GIVEN REQUEST:
Lines containing the string "headboard" are to be counted. Write only how many there are.

Entries taken from a collection
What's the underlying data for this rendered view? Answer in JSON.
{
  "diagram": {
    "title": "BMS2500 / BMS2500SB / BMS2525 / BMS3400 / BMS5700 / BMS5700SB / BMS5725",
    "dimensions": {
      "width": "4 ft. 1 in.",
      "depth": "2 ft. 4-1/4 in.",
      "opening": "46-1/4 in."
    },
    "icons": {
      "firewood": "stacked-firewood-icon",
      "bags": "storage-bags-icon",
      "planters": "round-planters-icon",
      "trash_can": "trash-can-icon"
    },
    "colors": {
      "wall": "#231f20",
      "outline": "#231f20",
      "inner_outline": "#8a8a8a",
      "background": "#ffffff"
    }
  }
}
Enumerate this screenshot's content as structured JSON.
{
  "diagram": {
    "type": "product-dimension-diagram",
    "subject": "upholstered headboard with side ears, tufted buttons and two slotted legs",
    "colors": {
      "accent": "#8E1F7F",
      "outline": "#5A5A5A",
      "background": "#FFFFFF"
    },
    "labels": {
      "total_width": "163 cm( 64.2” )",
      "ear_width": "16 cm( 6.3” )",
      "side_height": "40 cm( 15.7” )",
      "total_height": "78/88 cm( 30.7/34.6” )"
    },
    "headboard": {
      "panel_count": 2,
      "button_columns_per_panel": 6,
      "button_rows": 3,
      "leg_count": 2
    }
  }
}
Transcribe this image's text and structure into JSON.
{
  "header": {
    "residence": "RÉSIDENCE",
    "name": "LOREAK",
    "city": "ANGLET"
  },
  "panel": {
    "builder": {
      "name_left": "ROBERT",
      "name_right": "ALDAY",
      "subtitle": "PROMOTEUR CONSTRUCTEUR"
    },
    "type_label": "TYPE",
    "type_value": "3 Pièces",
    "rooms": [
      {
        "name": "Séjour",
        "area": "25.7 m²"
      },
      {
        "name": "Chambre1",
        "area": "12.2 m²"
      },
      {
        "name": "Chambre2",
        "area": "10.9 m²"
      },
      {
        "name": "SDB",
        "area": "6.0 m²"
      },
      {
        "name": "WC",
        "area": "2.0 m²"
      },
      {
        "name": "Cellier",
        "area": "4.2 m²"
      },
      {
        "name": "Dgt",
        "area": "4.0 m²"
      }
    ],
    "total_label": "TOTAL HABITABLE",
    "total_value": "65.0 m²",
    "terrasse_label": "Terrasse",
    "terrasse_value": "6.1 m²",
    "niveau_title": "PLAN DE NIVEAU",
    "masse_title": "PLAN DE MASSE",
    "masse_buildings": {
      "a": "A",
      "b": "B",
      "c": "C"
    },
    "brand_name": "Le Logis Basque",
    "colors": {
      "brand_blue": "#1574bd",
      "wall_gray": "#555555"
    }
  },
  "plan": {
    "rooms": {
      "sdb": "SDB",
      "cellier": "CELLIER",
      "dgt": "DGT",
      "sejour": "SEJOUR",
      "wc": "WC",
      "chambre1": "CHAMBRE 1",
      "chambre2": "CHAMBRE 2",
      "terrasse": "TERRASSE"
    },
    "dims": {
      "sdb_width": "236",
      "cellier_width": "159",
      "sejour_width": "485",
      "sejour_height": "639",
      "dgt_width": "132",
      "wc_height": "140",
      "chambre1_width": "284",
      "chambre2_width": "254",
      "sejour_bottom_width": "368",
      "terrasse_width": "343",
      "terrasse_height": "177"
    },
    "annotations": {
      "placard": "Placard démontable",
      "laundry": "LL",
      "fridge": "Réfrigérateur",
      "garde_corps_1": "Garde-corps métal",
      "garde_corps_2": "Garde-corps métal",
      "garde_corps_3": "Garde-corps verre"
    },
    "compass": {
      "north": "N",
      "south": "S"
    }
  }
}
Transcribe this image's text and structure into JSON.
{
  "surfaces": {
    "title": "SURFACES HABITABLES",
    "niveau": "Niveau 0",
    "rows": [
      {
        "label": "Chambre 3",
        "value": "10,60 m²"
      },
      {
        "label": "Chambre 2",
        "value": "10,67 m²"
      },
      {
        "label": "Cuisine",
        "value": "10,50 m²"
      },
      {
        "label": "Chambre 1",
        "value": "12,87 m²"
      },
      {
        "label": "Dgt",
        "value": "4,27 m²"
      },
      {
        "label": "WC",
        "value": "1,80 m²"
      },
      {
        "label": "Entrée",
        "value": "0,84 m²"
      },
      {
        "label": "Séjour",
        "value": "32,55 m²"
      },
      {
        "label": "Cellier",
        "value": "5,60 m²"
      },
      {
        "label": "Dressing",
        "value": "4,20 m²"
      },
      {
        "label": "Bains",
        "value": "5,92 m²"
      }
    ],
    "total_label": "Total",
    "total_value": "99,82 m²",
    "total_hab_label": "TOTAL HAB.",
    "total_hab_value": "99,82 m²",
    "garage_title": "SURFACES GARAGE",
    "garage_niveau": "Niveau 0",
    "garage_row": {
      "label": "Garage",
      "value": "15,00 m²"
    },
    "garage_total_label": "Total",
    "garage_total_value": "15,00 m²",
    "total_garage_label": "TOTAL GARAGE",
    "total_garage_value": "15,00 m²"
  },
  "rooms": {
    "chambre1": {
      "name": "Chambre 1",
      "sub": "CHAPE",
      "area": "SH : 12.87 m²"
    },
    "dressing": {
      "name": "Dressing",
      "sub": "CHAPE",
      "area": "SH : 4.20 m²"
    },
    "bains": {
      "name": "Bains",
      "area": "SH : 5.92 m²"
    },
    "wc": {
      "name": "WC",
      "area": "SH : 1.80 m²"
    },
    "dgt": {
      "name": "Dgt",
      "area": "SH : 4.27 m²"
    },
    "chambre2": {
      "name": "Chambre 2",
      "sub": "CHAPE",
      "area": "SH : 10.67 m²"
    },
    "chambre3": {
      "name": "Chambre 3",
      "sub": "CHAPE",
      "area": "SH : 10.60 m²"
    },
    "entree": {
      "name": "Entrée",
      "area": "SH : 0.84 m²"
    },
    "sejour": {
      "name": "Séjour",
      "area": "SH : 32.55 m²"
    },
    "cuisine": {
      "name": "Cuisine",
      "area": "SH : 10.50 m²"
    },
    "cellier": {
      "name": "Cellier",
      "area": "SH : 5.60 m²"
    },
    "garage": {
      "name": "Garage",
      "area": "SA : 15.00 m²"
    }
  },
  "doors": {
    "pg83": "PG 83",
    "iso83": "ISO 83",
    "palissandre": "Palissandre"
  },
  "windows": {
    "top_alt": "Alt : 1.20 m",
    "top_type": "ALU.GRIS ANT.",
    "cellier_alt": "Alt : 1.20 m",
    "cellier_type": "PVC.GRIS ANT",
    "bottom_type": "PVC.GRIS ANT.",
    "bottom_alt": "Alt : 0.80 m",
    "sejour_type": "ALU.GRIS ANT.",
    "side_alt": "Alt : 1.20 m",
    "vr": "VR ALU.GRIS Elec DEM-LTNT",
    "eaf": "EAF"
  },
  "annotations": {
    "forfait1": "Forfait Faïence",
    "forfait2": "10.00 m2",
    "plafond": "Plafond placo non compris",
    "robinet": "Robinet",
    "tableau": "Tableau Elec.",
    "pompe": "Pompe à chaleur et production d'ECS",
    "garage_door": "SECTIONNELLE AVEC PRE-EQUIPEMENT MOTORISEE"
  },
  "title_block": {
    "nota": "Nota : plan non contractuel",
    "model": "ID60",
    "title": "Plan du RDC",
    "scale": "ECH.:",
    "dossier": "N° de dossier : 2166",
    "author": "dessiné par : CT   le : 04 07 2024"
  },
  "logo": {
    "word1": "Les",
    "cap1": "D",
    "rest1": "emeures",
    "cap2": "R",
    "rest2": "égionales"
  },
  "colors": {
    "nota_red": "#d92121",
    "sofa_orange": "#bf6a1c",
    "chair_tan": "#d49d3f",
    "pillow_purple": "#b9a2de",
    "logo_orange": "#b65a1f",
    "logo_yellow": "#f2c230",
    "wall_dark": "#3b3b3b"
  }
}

ANSWER BELOW:
2